_PROBLEM STATEMENT_
Read the material below. Count the lines containing "estimated" and give that count alone.

_RECORDS SHOWN_
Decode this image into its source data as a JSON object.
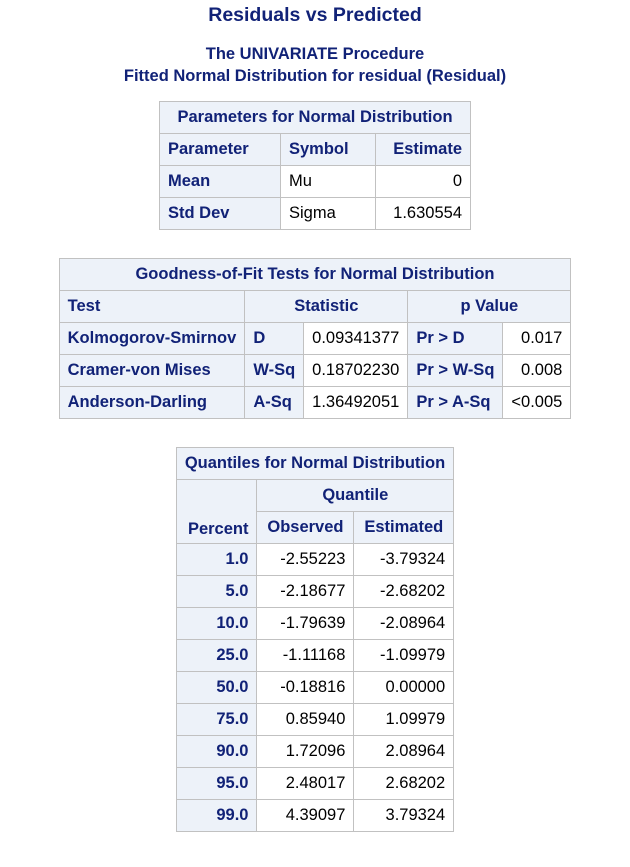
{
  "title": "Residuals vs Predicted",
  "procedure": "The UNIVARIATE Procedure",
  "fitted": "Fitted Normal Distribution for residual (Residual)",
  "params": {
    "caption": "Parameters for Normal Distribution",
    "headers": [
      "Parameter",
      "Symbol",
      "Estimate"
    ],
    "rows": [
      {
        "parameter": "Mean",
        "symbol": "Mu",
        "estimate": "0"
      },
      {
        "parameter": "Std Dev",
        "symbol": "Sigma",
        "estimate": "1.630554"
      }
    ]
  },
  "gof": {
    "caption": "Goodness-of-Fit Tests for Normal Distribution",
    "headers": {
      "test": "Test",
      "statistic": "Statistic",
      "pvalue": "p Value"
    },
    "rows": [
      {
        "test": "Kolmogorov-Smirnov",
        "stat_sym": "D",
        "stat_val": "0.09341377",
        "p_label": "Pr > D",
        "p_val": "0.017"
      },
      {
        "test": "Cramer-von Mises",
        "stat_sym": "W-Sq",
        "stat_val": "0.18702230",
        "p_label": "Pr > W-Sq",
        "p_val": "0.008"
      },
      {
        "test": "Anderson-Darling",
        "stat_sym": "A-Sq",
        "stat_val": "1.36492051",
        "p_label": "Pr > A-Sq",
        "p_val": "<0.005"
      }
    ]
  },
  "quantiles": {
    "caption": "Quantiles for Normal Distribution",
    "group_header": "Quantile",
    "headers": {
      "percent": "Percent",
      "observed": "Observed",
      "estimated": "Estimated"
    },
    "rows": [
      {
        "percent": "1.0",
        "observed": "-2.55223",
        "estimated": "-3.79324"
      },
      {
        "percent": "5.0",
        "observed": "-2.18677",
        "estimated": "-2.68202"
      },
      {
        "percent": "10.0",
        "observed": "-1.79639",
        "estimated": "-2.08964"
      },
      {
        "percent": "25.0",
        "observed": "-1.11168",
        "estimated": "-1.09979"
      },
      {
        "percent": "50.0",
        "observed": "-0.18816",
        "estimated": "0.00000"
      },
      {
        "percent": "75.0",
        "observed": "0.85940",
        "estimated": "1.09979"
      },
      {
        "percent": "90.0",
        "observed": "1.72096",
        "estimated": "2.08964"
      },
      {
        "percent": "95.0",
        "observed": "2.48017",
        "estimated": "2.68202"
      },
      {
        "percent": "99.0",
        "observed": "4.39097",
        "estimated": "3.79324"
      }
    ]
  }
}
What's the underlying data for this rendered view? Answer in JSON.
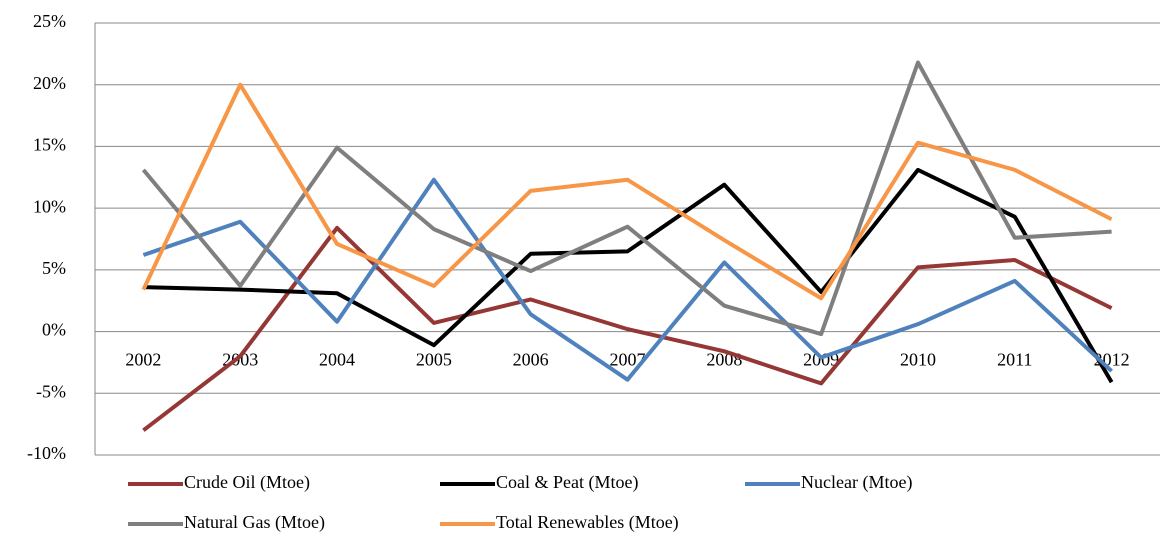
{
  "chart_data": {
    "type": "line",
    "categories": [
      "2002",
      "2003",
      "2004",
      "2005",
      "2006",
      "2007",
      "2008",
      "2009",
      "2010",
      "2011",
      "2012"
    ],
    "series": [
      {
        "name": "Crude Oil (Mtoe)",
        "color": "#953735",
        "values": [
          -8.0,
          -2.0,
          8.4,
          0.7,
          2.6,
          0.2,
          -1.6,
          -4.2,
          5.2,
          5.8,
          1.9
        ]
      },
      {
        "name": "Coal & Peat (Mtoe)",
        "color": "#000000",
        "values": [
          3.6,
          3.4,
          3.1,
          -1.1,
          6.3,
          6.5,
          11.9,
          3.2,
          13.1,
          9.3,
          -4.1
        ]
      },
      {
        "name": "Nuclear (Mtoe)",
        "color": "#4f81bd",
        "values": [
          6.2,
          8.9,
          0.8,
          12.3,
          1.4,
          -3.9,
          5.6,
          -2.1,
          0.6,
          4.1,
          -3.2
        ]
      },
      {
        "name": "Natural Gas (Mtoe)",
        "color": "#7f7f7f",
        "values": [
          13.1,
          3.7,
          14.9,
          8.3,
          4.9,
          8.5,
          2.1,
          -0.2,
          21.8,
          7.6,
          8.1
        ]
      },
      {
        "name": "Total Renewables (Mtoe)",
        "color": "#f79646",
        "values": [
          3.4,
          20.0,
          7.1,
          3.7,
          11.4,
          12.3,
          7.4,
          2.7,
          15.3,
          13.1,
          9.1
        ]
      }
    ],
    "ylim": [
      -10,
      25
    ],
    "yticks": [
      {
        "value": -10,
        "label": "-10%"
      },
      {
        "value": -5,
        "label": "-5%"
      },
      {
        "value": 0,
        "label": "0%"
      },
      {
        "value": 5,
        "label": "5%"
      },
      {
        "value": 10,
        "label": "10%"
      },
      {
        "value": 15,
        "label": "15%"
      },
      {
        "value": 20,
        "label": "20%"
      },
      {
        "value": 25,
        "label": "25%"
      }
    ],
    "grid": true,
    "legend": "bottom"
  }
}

_COMPLETE OUTPUT_
10